::: Task input :::
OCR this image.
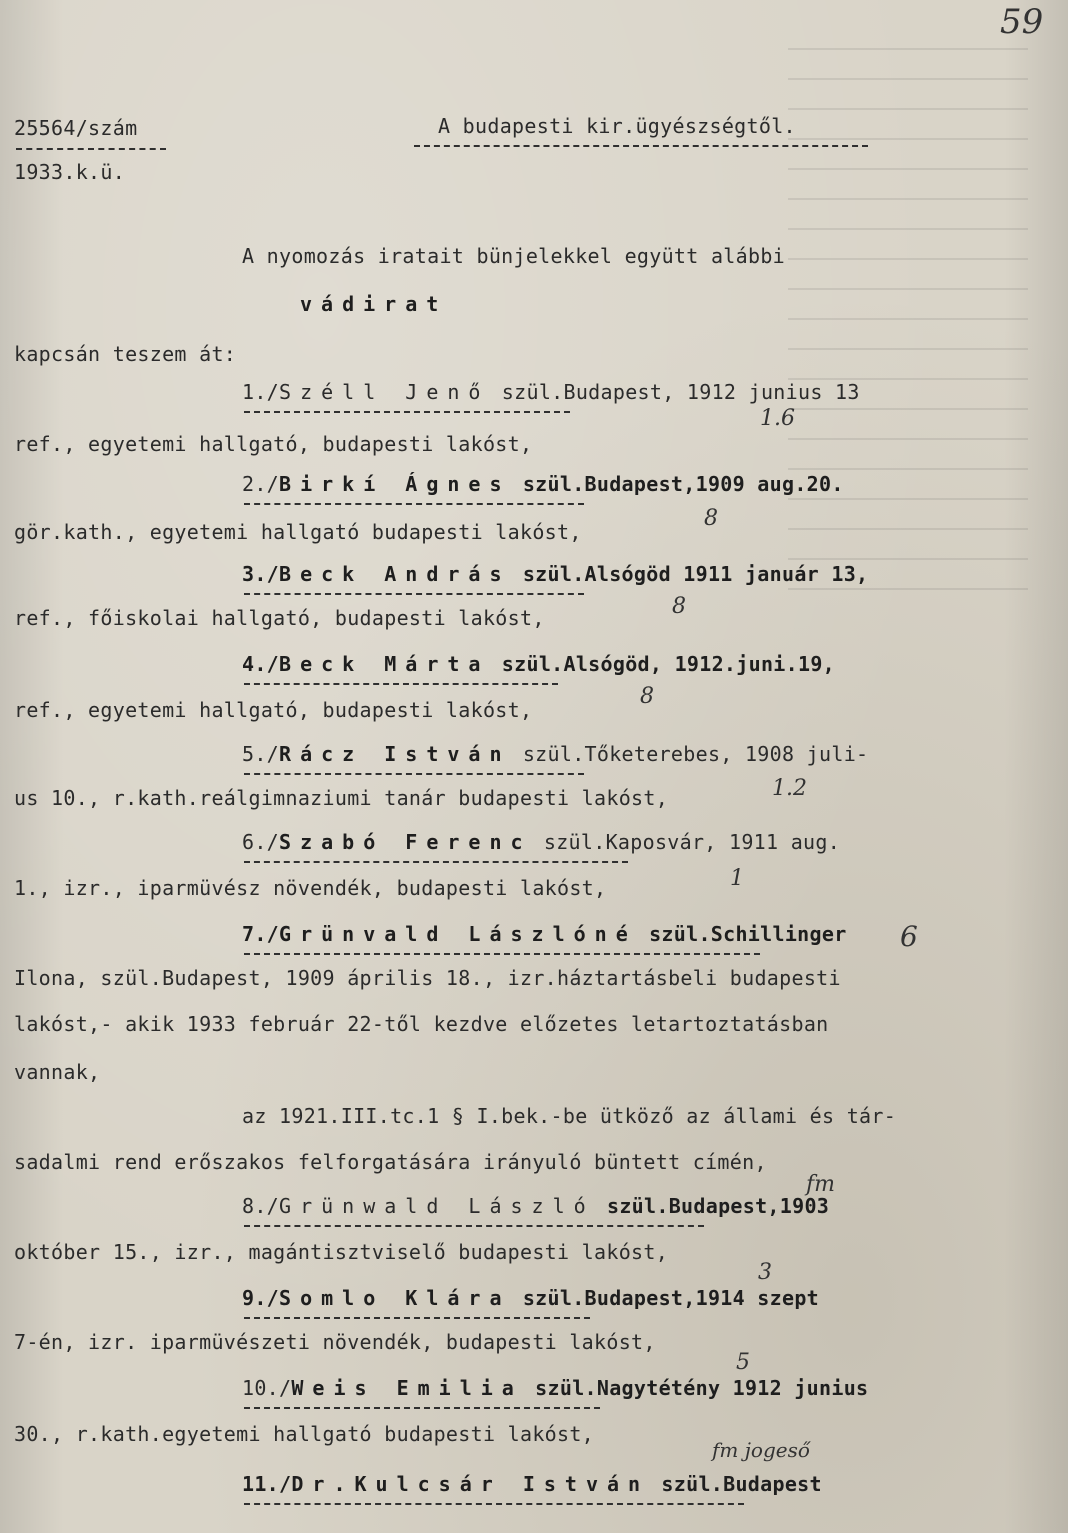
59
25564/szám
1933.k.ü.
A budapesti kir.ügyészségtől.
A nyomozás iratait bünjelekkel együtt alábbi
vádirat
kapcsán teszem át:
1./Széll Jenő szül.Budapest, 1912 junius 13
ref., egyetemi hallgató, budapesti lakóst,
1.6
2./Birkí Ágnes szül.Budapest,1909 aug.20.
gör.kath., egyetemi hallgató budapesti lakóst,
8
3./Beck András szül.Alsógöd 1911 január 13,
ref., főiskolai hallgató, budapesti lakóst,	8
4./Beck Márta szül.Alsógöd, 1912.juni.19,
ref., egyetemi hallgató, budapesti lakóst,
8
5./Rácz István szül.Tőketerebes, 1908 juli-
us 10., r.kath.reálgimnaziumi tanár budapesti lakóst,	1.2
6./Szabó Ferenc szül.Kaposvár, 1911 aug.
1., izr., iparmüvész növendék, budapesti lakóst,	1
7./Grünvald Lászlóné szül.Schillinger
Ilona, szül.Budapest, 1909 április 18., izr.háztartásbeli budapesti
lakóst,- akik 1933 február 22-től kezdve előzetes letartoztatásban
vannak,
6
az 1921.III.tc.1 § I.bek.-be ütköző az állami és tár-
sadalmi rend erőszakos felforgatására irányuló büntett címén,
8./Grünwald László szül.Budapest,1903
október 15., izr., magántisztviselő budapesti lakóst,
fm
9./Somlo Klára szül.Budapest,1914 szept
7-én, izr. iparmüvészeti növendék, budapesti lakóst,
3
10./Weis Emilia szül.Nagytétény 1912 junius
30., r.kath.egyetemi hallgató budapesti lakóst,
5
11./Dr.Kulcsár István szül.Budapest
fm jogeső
:::
**Given task:** Which lines contain the word "budapesti"? Copy each of them.

**Right answer:**
A budapesti kir.ügyészségtől.
ref., egyetemi hallgató, budapesti lakóst,
gör.kath., egyetemi hallgató budapesti lakóst,
ref., főiskolai hallgató, budapesti lakóst,	8
ref., egyetemi hallgató, budapesti lakóst,
us 10., r.kath.reálgimnaziumi tanár budapesti lakóst,	1.2
1., izr., iparmüvész növendék, budapesti lakóst,	1
Ilona, szül.Budapest, 1909 április 18., izr.háztartásbeli budapesti
október 15., izr., magántisztviselő budapesti lakóst,
7-én, izr. iparmüvészeti növendék, budapesti lakóst,
30., r.kath.egyetemi hallgató budapesti lakóst,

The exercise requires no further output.